══ Input material

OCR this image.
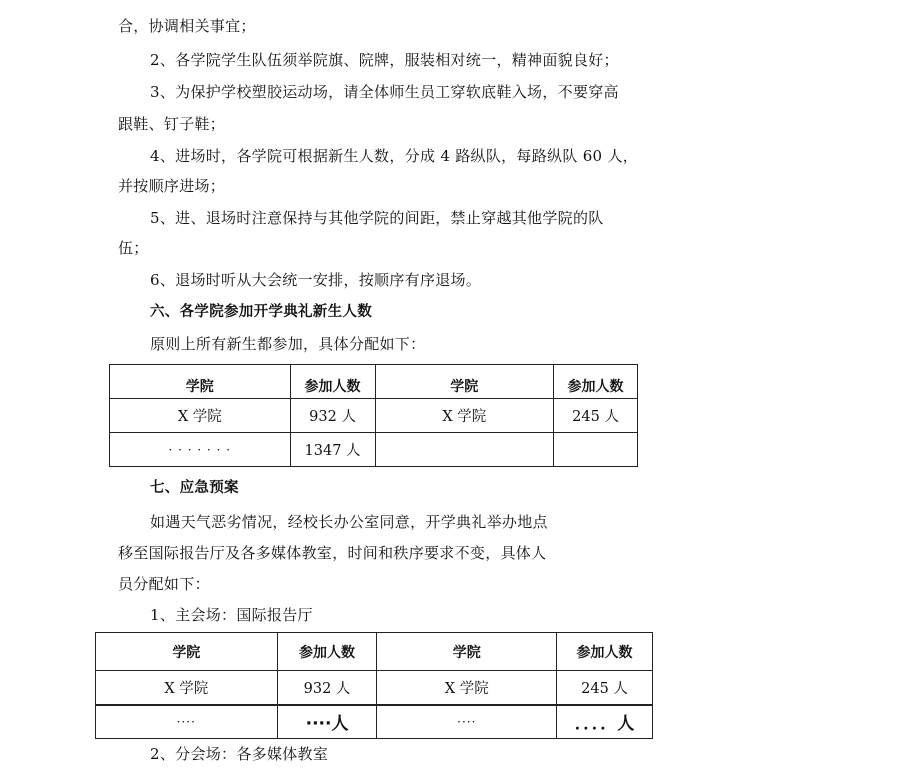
合，协调相关事宜；
2、各学院学生队伍须举院旗、院牌，服装相对统一，精神面貌良好；
3、为保护学校塑胶运动场，请全体师生员工穿软底鞋入场，不要穿高
跟鞋、钉子鞋；
4、进场时，各学院可根据新生人数，分成 4 路纵队，每路纵队 60 人，
并按顺序进场；
5、进、退场时注意保持与其他学院的间距，禁止穿越其他学院的队
伍；
6、退场时听从大会统一安排，按顺序有序退场。
六、各学院参加开学典礼新生人数
原则上所有新生都参加，具体分配如下：
学院	参加人数	学院	参加人数
X 学院	932 人	X 学院	245 人
· · · · · · ·	1347 人		
七、应急预案
如遇天气恶劣情况，经校长办公室同意，开学典礼举办地点
移至国际报告厅及各多媒体教室，时间和秩序要求不变，具体人
员分配如下：
1、主会场：国际报告厅
学院	参加人数	学院	参加人数
X 学院	932 人	X 学院	245 人
····	····人	····	．．．．人
2、分会场：各多媒体教室
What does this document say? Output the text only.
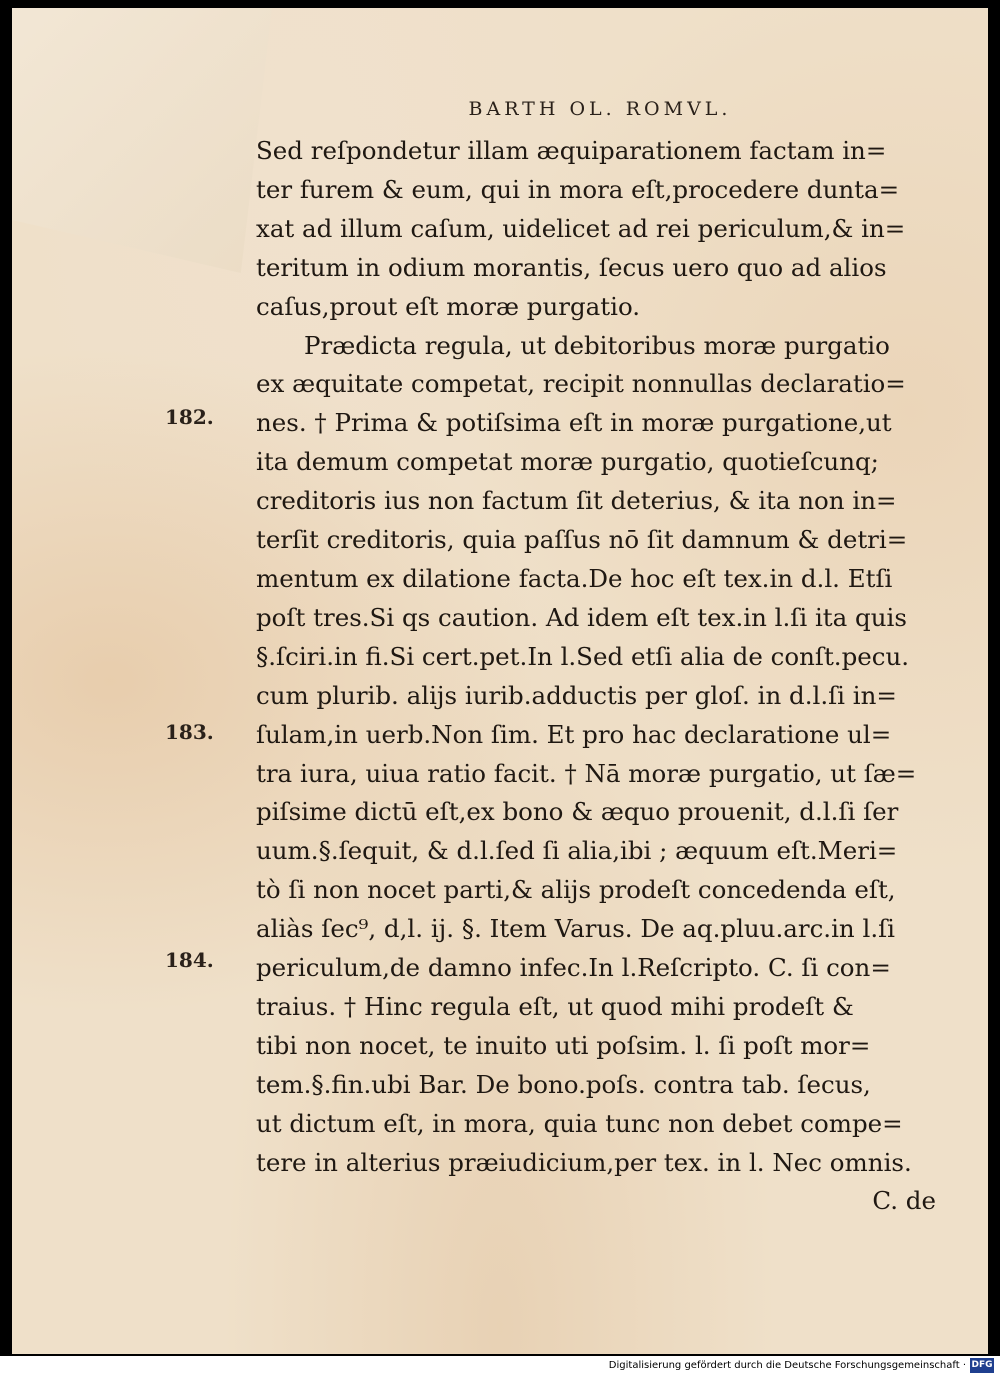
BARTH OL. ROMVL.
Sed reſpondetur illam æquiparationem factam in=
ter furem & eum, qui in mora eſt,procedere dunta=
xat ad illum caſum, uidelicet ad rei periculum,& in=
teritum in odium morantis, ſecus uero quo ad alios
caſus,prout eſt moræ purgatio.
Prædicta regula, ut debitoribus moræ purgatio
ex æquitate competat, recipit nonnullas declaratio=
nes. † Prima & potiſsima eſt in moræ purgatione,ut
ita demum competat moræ purgatio, quotieſcunq;
creditoris ius non factum ſit deterius, & ita non in=
terſit creditoris, quia paſſus nō ſit damnum & detri=
mentum ex dilatione facta.De hoc eſt tex.in d.l. Etſi
poſt tres.Si qs caution. Ad idem eſt tex.in l.ſi ita quis
§.ſciri.in fi.Si cert.pet.In l.Sed etſi alia de conſt.pecu.
cum plurib. alijs iurib.adductis per gloſ. in d.l.ſi in=
ſulam,in uerb.Non ſim. Et pro hac declaratione ul=
tra iura, uiua ratio facit. † Nā moræ purgatio, ut ſæ=
piſsime dictū eſt,ex bono & æquo prouenit, d.l.ſi ſer
uum.§.ſequit, & d.l.ſed ſi alia,ibi ; æquum eſt.Meri=
tò ſi non nocet parti,& alijs prodeſt concedenda eſt,
aliàs ſec⁹, d,l. ij. §. Item Varus. De aq.pluu.arc.in l.ſi
periculum,de damno infec.In l.Reſcripto. C. ſi con=
traius. † Hinc regula eſt, ut quod mihi prodeſt &
tibi non nocet, te inuito uti poſsim. l. ſi poſt mor=
tem.§.fin.ubi Bar. De bono.poſs. contra tab. ſecus,
ut dictum eſt, in mora, quia tunc non debet compe=
tere in alterius præiudicium,per tex. in l. Nec omnis.
C. de
182.
183.
184.
Digitalisierung gefördert durch die Deutsche Forschungsgemeinschaft · DFG
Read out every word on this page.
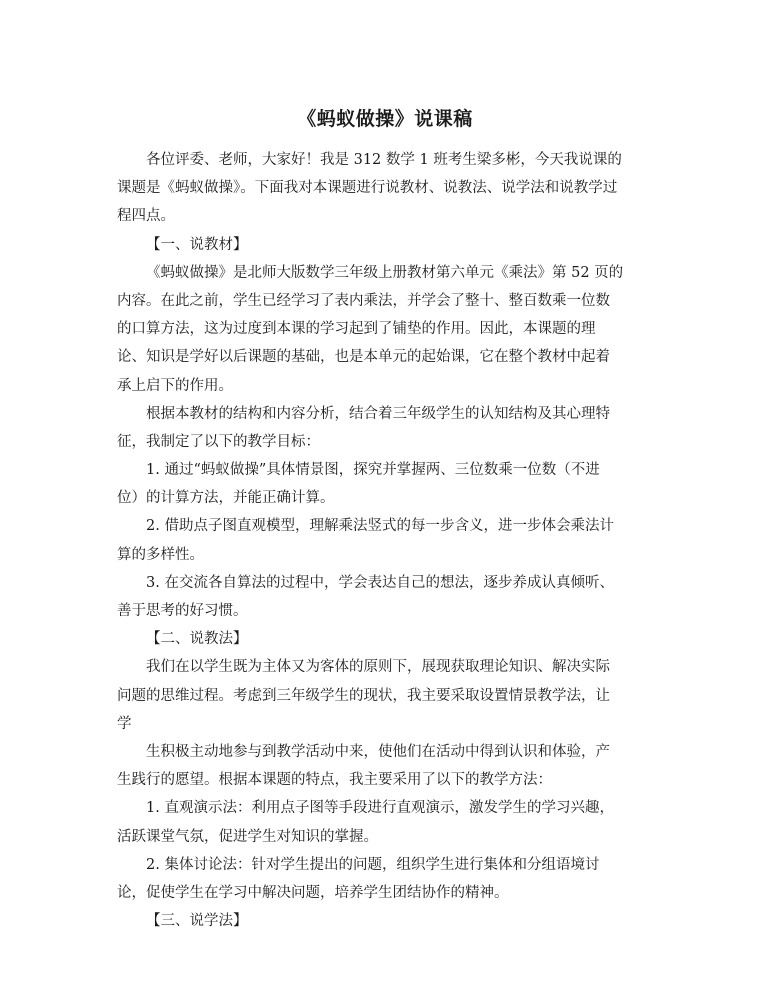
《蚂蚁做操》说课稿
各位评委、老师，大家好！我是 312 数学 1 班考生梁多彬，今天我说课的
课题是《蚂蚁做操》。下面我对本课题进行说教材、说教法、说学法和说教学过
程四点。
【一、说教材】
《蚂蚁做操》是北师大版数学三年级上册教材第六单元《乘法》第 52 页的
内容。在此之前，学生已经学习了表内乘法，并学会了整十、整百数乘一位数
的口算方法，这为过度到本课的学习起到了铺垫的作用。因此，本课题的理
论、知识是学好以后课题的基础，也是本单元的起始课，它在整个教材中起着
承上启下的作用。
根据本教材的结构和内容分析，结合着三年级学生的认知结构及其心理特
征，我制定了以下的教学目标：
1. 通过“蚂蚁做操”具体情景图，探究并掌握两、三位数乘一位数（不进
位）的计算方法，并能正确计算。
2. 借助点子图直观模型，理解乘法竖式的每一步含义，进一步体会乘法计
算的多样性。
3. 在交流各自算法的过程中，学会表达自己的想法，逐步养成认真倾听、
善于思考的好习惯。
【二、说教法】
我们在以学生既为主体又为客体的原则下，展现获取理论知识、解决实际
问题的思维过程。考虑到三年级学生的现状，我主要采取设置情景教学法，让
学
生积极主动地参与到教学活动中来，使他们在活动中得到认识和体验，产
生践行的愿望。根据本课题的特点，我主要采用了以下的教学方法：
1. 直观演示法：利用点子图等手段进行直观演示，激发学生的学习兴趣，
活跃课堂气氛，促进学生对知识的掌握。
2. 集体讨论法：针对学生提出的问题，组织学生进行集体和分组语境讨
论，促使学生在学习中解决问题，培养学生团结协作的精神。
【三、说学法】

════

• _Challenge_:
Omit every picture, then reproduce the rest of the listing exactly.

• _Result_:
OCR this image.
合，协调相关事宜；
2、各学院学生队伍须举院旗、院牌，服装相对统一，精神面貌良好；
3、为保护学校塑胶运动场，请全体师生员工穿软底鞋入场，不要穿高
跟鞋、钉子鞋；
4、进场时，各学院可根据新生人数，分成 4 路纵队，每路纵队 60 人，
并按顺序进场；
5、进、退场时注意保持与其他学院的间距，禁止穿越其他学院的队
伍；
6、退场时听从大会统一安排，按顺序有序退场。
六、各学院参加开学典礼新生人数
原则上所有新生都参加，具体分配如下：
学院	参加人数	学院	参加人数
X 学院	932 人	X 学院	245 人
· · · · · · ·	1347 人		
七、应急预案
如遇天气恶劣情况，经校长办公室同意，开学典礼举办地点
移至国际报告厅及各多媒体教室，时间和秩序要求不变，具体人
员分配如下：
1、主会场：国际报告厅
学院	参加人数	学院	参加人数
X 学院	932 人	X 学院	245 人
····	····人	····	．．．．人
2、分会场：各多媒体教室
What does this document say? Output the text only.
BARTH OL. ROMVL.
Sed reſpondetur illam æquiparationem factam in=
ter furem & eum, qui in mora eſt,procedere dunta=
xat ad illum caſum, uidelicet ad rei periculum,& in=
teritum in odium morantis, ſecus uero quo ad alios
caſus,prout eſt moræ purgatio.
Prædicta regula, ut debitoribus moræ purgatio
ex æquitate competat, recipit nonnullas declaratio=
nes. † Prima & potiſsima eſt in moræ purgatione,ut
ita demum competat moræ purgatio, quotieſcunq;
creditoris ius non factum ſit deterius, & ita non in=
terſit creditoris, quia paſſus nō ſit damnum & detri=
mentum ex dilatione facta.De hoc eſt tex.in d.l. Etſi
poſt tres.Si qs caution. Ad idem eſt tex.in l.ſi ita quis
§.ſciri.in fi.Si cert.pet.In l.Sed etſi alia de conſt.pecu.
cum plurib. alijs iurib.adductis per gloſ. in d.l.ſi in=
ſulam,in uerb.Non ſim. Et pro hac declaratione ul=
tra iura, uiua ratio facit. † Nā moræ purgatio, ut ſæ=
piſsime dictū eſt,ex bono & æquo prouenit, d.l.ſi ſer
uum.§.ſequit, & d.l.ſed ſi alia,ibi ; æquum eſt.Meri=
tò ſi non nocet parti,& alijs prodeſt concedenda eſt,
aliàs ſec⁹, d,l. ij. §. Item Varus. De aq.pluu.arc.in l.ſi
periculum,de damno infec.In l.Reſcripto. C. ſi con=
traius. † Hinc regula eſt, ut quod mihi prodeſt &
tibi non nocet, te inuito uti poſsim. l. ſi poſt mor=
tem.§.fin.ubi Bar. De bono.poſs. contra tab. ſecus,
ut dictum eſt, in mora, quia tunc non debet compe=
tere in alterius præiudicium,per tex. in l. Nec omnis.
C. de
182.
183.
184.
Digitalisierung gefördert durch die Deutsche Forschungsgemeinschaft · DFG
Read out every word on this page.
《蚂蚁做操》说课稿
各位评委、老师，大家好！我是 312 数学 1 班考生梁多彬，今天我说课的
课题是《蚂蚁做操》。下面我对本课题进行说教材、说教法、说学法和说教学过
程四点。
【一、说教材】
《蚂蚁做操》是北师大版数学三年级上册教材第六单元《乘法》第 52 页的
内容。在此之前，学生已经学习了表内乘法，并学会了整十、整百数乘一位数
的口算方法，这为过度到本课的学习起到了铺垫的作用。因此，本课题的理
论、知识是学好以后课题的基础，也是本单元的起始课，它在整个教材中起着
承上启下的作用。
根据本教材的结构和内容分析，结合着三年级学生的认知结构及其心理特
征，我制定了以下的教学目标：
1. 通过“蚂蚁做操”具体情景图，探究并掌握两、三位数乘一位数（不进
位）的计算方法，并能正确计算。
2. 借助点子图直观模型，理解乘法竖式的每一步含义，进一步体会乘法计
算的多样性。
3. 在交流各自算法的过程中，学会表达自己的想法，逐步养成认真倾听、
善于思考的好习惯。
【二、说教法】
我们在以学生既为主体又为客体的原则下，展现获取理论知识、解决实际
问题的思维过程。考虑到三年级学生的现状，我主要采取设置情景教学法，让
学
生积极主动地参与到教学活动中来，使他们在活动中得到认识和体验，产
生践行的愿望。根据本课题的特点，我主要采用了以下的教学方法：
1. 直观演示法：利用点子图等手段进行直观演示，激发学生的学习兴趣，
活跃课堂气氛，促进学生对知识的掌握。
2. 集体讨论法：针对学生提出的问题，组织学生进行集体和分组语境讨
论，促使学生在学习中解决问题，培养学生团结协作的精神。
【三、说学法】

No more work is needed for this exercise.